+++ The records +++

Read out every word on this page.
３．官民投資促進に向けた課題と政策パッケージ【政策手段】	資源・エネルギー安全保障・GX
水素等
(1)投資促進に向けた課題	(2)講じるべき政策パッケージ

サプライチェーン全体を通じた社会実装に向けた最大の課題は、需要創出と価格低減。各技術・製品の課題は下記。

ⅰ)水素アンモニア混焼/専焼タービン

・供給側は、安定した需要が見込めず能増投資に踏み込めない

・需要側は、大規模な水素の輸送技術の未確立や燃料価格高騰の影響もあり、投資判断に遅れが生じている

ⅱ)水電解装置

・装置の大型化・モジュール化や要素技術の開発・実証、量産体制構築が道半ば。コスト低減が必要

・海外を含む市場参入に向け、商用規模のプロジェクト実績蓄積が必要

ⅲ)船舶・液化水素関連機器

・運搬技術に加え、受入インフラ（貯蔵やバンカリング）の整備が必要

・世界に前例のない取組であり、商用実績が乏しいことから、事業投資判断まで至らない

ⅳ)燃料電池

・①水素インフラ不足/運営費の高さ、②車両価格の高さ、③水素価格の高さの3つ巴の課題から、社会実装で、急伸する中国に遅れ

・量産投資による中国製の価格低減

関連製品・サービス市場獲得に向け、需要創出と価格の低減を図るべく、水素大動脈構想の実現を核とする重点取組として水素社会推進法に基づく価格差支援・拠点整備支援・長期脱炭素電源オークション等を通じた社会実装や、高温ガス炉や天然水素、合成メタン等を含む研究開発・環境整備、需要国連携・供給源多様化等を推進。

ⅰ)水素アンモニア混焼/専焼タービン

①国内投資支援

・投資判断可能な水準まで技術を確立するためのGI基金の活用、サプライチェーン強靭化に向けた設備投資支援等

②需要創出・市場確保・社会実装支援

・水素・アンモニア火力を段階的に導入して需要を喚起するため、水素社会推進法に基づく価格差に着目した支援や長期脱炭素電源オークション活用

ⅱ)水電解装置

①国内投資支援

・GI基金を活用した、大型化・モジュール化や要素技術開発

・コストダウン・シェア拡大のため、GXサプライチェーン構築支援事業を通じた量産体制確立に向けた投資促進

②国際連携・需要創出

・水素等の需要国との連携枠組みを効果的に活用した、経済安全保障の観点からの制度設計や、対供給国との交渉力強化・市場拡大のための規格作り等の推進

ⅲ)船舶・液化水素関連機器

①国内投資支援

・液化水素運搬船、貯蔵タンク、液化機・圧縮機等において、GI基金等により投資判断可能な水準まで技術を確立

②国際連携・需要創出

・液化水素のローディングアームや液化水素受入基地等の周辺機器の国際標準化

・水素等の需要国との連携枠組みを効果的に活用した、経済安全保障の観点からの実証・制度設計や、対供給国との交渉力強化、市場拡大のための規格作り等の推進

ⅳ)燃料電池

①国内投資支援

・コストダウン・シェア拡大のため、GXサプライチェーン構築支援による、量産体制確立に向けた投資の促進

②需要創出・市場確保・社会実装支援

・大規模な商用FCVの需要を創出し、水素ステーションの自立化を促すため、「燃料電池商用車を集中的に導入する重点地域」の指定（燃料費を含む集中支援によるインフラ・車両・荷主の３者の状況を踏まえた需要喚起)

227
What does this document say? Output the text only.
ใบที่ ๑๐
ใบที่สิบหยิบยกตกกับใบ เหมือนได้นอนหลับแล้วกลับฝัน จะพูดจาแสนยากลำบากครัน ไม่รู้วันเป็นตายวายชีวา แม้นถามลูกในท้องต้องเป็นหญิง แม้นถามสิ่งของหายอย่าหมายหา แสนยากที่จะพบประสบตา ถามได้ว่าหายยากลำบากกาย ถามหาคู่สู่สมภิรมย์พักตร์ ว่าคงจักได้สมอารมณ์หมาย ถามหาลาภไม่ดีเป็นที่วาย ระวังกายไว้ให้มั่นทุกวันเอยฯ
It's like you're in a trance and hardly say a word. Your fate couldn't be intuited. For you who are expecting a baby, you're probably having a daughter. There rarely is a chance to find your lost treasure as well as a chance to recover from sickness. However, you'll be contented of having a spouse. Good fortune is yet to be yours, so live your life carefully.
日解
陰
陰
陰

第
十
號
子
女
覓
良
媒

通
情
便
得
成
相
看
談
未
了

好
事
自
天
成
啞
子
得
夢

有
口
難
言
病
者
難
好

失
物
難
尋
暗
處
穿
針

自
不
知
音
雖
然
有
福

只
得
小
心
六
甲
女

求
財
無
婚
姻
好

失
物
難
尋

+++

Every line above needs to be retyped exactly.

• [Exercise output]
Read out every word on this page.
３．官民投資促進に向けた課題と政策パッケージ【政策手段】	資源・エネルギー安全保障・GX
水素等
(1)投資促進に向けた課題	(2)講じるべき政策パッケージ

サプライチェーン全体を通じた社会実装に向けた最大の課題は、需要創出と価格低減。各技術・製品の課題は下記。

ⅰ)水素アンモニア混焼/専焼タービン

・供給側は、安定した需要が見込めず能増投資に踏み込めない

・需要側は、大規模な水素の輸送技術の未確立や燃料価格高騰の影響もあり、投資判断に遅れが生じている

ⅱ)水電解装置

・装置の大型化・モジュール化や要素技術の開発・実証、量産体制構築が道半ば。コスト低減が必要

・海外を含む市場参入に向け、商用規模のプロジェクト実績蓄積が必要

ⅲ)船舶・液化水素関連機器

・運搬技術に加え、受入インフラ（貯蔵やバンカリング）の整備が必要

・世界に前例のない取組であり、商用実績が乏しいことから、事業投資判断まで至らない

ⅳ)燃料電池

・①水素インフラ不足/運営費の高さ、②車両価格の高さ、③水素価格の高さの3つ巴の課題から、社会実装で、急伸する中国に遅れ

・量産投資による中国製の価格低減

関連製品・サービス市場獲得に向け、需要創出と価格の低減を図るべく、水素大動脈構想の実現を核とする重点取組として水素社会推進法に基づく価格差支援・拠点整備支援・長期脱炭素電源オークション等を通じた社会実装や、高温ガス炉や天然水素、合成メタン等を含む研究開発・環境整備、需要国連携・供給源多様化等を推進。

ⅰ)水素アンモニア混焼/専焼タービン

①国内投資支援

・投資判断可能な水準まで技術を確立するためのGI基金の活用、サプライチェーン強靭化に向けた設備投資支援等

②需要創出・市場確保・社会実装支援

・水素・アンモニア火力を段階的に導入して需要を喚起するため、水素社会推進法に基づく価格差に着目した支援や長期脱炭素電源オークション活用

ⅱ)水電解装置

①国内投資支援

・GI基金を活用した、大型化・モジュール化や要素技術開発

・コストダウン・シェア拡大のため、GXサプライチェーン構築支援事業を通じた量産体制確立に向けた投資促進

②国際連携・需要創出

・水素等の需要国との連携枠組みを効果的に活用した、経済安全保障の観点からの制度設計や、対供給国との交渉力強化・市場拡大のための規格作り等の推進

ⅲ)船舶・液化水素関連機器

①国内投資支援

・液化水素運搬船、貯蔵タンク、液化機・圧縮機等において、GI基金等により投資判断可能な水準まで技術を確立

②国際連携・需要創出

・液化水素のローディングアームや液化水素受入基地等の周辺機器の国際標準化

・水素等の需要国との連携枠組みを効果的に活用した、経済安全保障の観点からの実証・制度設計や、対供給国との交渉力強化、市場拡大のための規格作り等の推進

ⅳ)燃料電池

①国内投資支援

・コストダウン・シェア拡大のため、GXサプライチェーン構築支援による、量産体制確立に向けた投資の促進

②需要創出・市場確保・社会実装支援

・大規模な商用FCVの需要を創出し、水素ステーションの自立化を促すため、「燃料電池商用車を集中的に導入する重点地域」の指定（燃料費を含む集中支援によるインフラ・車両・荷主の３者の状況を踏まえた需要喚起)

227
What does this document say? Output the text only.
ใบที่ ๑๐
ใบที่สิบหยิบยกตกกับใบ เหมือนได้นอนหลับแล้วกลับฝัน จะพูดจาแสนยากลำบากครัน ไม่รู้วันเป็นตายวายชีวา แม้นถามลูกในท้องต้องเป็นหญิง แม้นถามสิ่งของหายอย่าหมายหา แสนยากที่จะพบประสบตา ถามได้ว่าหายยากลำบากกาย ถามหาคู่สู่สมภิรมย์พักตร์ ว่าคงจักได้สมอารมณ์หมาย ถามหาลาภไม่ดีเป็นที่วาย ระวังกายไว้ให้มั่นทุกวันเอยฯ
It's like you're in a trance and hardly say a word. Your fate couldn't be intuited. For you who are expecting a baby, you're probably having a daughter. There rarely is a chance to find your lost treasure as well as a chance to recover from sickness. However, you'll be contented of having a spouse. Good fortune is yet to be yours, so live your life carefully.
日解
陰
陰
陰

第
十
號
子
女
覓
良
媒

通
情
便
得
成
相
看
談
未
了

好
事
自
天
成
啞
子
得
夢

有
口
難
言
病
者
難
好

失
物
難
尋
暗
處
穿
針

自
不
知
音
雖
然
有
福

只
得
小
心
六
甲
女

求
財
無
婚
姻
好

失
物
難
尋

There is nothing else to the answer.